### STATED GOAL
Copy all of the material below exactly.
***** TASK INPUT *****
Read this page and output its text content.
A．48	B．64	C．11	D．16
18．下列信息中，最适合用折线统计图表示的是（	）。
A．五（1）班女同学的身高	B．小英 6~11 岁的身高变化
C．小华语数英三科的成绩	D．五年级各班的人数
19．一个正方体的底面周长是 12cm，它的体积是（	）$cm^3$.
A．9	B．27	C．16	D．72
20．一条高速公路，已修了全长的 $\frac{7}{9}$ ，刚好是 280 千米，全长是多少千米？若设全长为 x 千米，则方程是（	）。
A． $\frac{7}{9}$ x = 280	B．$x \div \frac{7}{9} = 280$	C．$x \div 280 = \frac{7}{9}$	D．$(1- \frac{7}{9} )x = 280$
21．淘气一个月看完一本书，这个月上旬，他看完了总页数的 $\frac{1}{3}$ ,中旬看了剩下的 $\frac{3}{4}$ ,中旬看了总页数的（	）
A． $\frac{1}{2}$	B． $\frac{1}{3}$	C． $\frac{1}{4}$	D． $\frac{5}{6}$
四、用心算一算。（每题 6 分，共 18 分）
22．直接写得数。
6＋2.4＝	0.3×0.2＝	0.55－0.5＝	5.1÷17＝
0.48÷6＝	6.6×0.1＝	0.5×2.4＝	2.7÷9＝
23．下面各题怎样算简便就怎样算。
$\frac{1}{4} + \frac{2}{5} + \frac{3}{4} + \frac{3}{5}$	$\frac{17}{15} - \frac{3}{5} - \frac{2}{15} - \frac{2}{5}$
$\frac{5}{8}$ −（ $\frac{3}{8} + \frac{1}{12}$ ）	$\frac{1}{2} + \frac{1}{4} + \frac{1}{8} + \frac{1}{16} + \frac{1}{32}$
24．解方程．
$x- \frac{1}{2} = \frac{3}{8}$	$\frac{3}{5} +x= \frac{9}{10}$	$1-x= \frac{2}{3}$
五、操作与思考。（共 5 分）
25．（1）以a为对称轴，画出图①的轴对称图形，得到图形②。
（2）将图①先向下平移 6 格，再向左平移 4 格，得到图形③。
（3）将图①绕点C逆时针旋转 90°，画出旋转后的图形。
*****
### WRITTEN ANSWER
Read this page and output its text content.
A．48	B．64	C．11	D．16
18．下列信息中，最适合用折线统计图表示的是（	）。
A．五（1）班女同学的身高	B．小英 6~11 岁的身高变化
C．小华语数英三科的成绩	D．五年级各班的人数
19．一个正方体的底面周长是 12cm，它的体积是（	）$cm^3$.
A．9	B．27	C．16	D．72
20．一条高速公路，已修了全长的 $\frac{7}{9}$ ，刚好是 280 千米，全长是多少千米？若设全长为 x 千米，则方程是（	）。
A． $\frac{7}{9}$ x = 280	B．$x \div \frac{7}{9} = 280$	C．$x \div 280 = \frac{7}{9}$	D．$(1- \frac{7}{9} )x = 280$
21．淘气一个月看完一本书，这个月上旬，他看完了总页数的 $\frac{1}{3}$ ,中旬看了剩下的 $\frac{3}{4}$ ,中旬看了总页数的（	）
A． $\frac{1}{2}$	B． $\frac{1}{3}$	C． $\frac{1}{4}$	D． $\frac{5}{6}$
四、用心算一算。（每题 6 分，共 18 分）
22．直接写得数。
6＋2.4＝	0.3×0.2＝	0.55－0.5＝	5.1÷17＝
0.48÷6＝	6.6×0.1＝	0.5×2.4＝	2.7÷9＝
23．下面各题怎样算简便就怎样算。
$\frac{1}{4} + \frac{2}{5} + \frac{3}{4} + \frac{3}{5}$	$\frac{17}{15} - \frac{3}{5} - \frac{2}{15} - \frac{2}{5}$
$\frac{5}{8}$ −（ $\frac{3}{8} + \frac{1}{12}$ ）	$\frac{1}{2} + \frac{1}{4} + \frac{1}{8} + \frac{1}{16} + \frac{1}{32}$
24．解方程．
$x- \frac{1}{2} = \frac{3}{8}$	$\frac{3}{5} +x= \frac{9}{10}$	$1-x= \frac{2}{3}$
五、操作与思考。（共 5 分）
25．（1）以a为对称轴，画出图①的轴对称图形，得到图形②。
（2）将图①先向下平移 6 格，再向左平移 4 格，得到图形③。
（3）将图①绕点C逆时针旋转 90°，画出旋转后的图形。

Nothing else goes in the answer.